─── Provided records

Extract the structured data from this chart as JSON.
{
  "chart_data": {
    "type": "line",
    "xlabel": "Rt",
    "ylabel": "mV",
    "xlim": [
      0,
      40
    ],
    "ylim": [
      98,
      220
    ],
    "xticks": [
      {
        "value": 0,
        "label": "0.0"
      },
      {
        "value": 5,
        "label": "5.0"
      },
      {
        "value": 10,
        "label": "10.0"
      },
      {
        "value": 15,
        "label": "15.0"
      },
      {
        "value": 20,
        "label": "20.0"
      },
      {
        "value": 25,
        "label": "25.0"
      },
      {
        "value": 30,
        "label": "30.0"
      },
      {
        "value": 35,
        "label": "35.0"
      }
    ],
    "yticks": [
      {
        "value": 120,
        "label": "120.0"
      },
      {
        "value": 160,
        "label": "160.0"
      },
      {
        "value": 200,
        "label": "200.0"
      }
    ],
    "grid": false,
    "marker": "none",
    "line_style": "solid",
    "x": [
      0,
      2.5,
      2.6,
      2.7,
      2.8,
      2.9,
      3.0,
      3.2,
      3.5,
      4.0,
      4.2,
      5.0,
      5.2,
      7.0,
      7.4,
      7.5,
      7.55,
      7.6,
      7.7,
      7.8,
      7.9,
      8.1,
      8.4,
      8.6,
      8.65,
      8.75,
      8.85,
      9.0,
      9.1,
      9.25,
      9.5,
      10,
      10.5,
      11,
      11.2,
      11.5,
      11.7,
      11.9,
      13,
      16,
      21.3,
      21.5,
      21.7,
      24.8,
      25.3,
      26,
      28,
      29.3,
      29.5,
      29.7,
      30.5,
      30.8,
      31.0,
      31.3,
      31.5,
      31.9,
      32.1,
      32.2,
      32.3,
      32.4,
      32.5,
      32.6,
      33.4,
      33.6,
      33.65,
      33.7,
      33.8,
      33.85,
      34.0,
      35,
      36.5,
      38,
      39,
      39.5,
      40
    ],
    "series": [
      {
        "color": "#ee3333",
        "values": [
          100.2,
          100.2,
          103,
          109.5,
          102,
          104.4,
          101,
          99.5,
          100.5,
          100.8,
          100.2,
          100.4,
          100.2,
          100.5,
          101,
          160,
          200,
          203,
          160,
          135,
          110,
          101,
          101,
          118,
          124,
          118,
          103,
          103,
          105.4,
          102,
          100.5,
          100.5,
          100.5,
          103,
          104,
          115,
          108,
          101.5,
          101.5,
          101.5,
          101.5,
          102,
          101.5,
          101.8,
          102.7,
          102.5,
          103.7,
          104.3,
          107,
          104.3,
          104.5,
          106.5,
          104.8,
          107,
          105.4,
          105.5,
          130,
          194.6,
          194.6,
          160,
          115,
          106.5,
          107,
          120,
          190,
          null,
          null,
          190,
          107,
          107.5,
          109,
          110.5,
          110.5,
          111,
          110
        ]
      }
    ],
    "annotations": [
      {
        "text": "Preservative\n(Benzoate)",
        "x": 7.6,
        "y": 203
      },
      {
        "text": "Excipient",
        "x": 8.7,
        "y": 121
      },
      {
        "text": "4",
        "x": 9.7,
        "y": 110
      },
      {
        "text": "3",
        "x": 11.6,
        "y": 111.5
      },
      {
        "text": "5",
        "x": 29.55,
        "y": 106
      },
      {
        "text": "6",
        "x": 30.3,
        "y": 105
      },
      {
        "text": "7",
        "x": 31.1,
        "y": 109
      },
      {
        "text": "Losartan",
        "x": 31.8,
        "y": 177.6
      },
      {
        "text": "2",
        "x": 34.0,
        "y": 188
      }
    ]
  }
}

──────

§ **Written instruction**
Each line of the material should be duplicated exactly, please.

§ **Solution to the exercise**
Extract the structured data from this chart as JSON.
{
  "chart_data": {
    "type": "line",
    "xlabel": "Rt",
    "ylabel": "mV",
    "xlim": [
      0,
      40
    ],
    "ylim": [
      98,
      220
    ],
    "xticks": [
      {
        "value": 0,
        "label": "0.0"
      },
      {
        "value": 5,
        "label": "5.0"
      },
      {
        "value": 10,
        "label": "10.0"
      },
      {
        "value": 15,
        "label": "15.0"
      },
      {
        "value": 20,
        "label": "20.0"
      },
      {
        "value": 25,
        "label": "25.0"
      },
      {
        "value": 30,
        "label": "30.0"
      },
      {
        "value": 35,
        "label": "35.0"
      }
    ],
    "yticks": [
      {
        "value": 120,
        "label": "120.0"
      },
      {
        "value": 160,
        "label": "160.0"
      },
      {
        "value": 200,
        "label": "200.0"
      }
    ],
    "grid": false,
    "marker": "none",
    "line_style": "solid",
    "x": [
      0,
      2.5,
      2.6,
      2.7,
      2.8,
      2.9,
      3.0,
      3.2,
      3.5,
      4.0,
      4.2,
      5.0,
      5.2,
      7.0,
      7.4,
      7.5,
      7.55,
      7.6,
      7.7,
      7.8,
      7.9,
      8.1,
      8.4,
      8.6,
      8.65,
      8.75,
      8.85,
      9.0,
      9.1,
      9.25,
      9.5,
      10,
      10.5,
      11,
      11.2,
      11.5,
      11.7,
      11.9,
      13,
      16,
      21.3,
      21.5,
      21.7,
      24.8,
      25.3,
      26,
      28,
      29.3,
      29.5,
      29.7,
      30.5,
      30.8,
      31.0,
      31.3,
      31.5,
      31.9,
      32.1,
      32.2,
      32.3,
      32.4,
      32.5,
      32.6,
      33.4,
      33.6,
      33.65,
      33.7,
      33.8,
      33.85,
      34.0,
      35,
      36.5,
      38,
      39,
      39.5,
      40
    ],
    "series": [
      {
        "color": "#ee3333",
        "values": [
          100.2,
          100.2,
          103,
          109.5,
          102,
          104.4,
          101,
          99.5,
          100.5,
          100.8,
          100.2,
          100.4,
          100.2,
          100.5,
          101,
          160,
          200,
          203,
          160,
          135,
          110,
          101,
          101,
          118,
          124,
          118,
          103,
          103,
          105.4,
          102,
          100.5,
          100.5,
          100.5,
          103,
          104,
          115,
          108,
          101.5,
          101.5,
          101.5,
          101.5,
          102,
          101.5,
          101.8,
          102.7,
          102.5,
          103.7,
          104.3,
          107,
          104.3,
          104.5,
          106.5,
          104.8,
          107,
          105.4,
          105.5,
          130,
          194.6,
          194.6,
          160,
          115,
          106.5,
          107,
          120,
          190,
          null,
          null,
          190,
          107,
          107.5,
          109,
          110.5,
          110.5,
          111,
          110
        ]
      }
    ],
    "annotations": [
      {
        "text": "Preservative\n(Benzoate)",
        "x": 7.6,
        "y": 203
      },
      {
        "text": "Excipient",
        "x": 8.7,
        "y": 121
      },
      {
        "text": "4",
        "x": 9.7,
        "y": 110
      },
      {
        "text": "3",
        "x": 11.6,
        "y": 111.5
      },
      {
        "text": "5",
        "x": 29.55,
        "y": 106
      },
      {
        "text": "6",
        "x": 30.3,
        "y": 105
      },
      {
        "text": "7",
        "x": 31.1,
        "y": 109
      },
      {
        "text": "Losartan",
        "x": 31.8,
        "y": 177.6
      },
      {
        "text": "2",
        "x": 34.0,
        "y": 188
      }
    ]
  }
}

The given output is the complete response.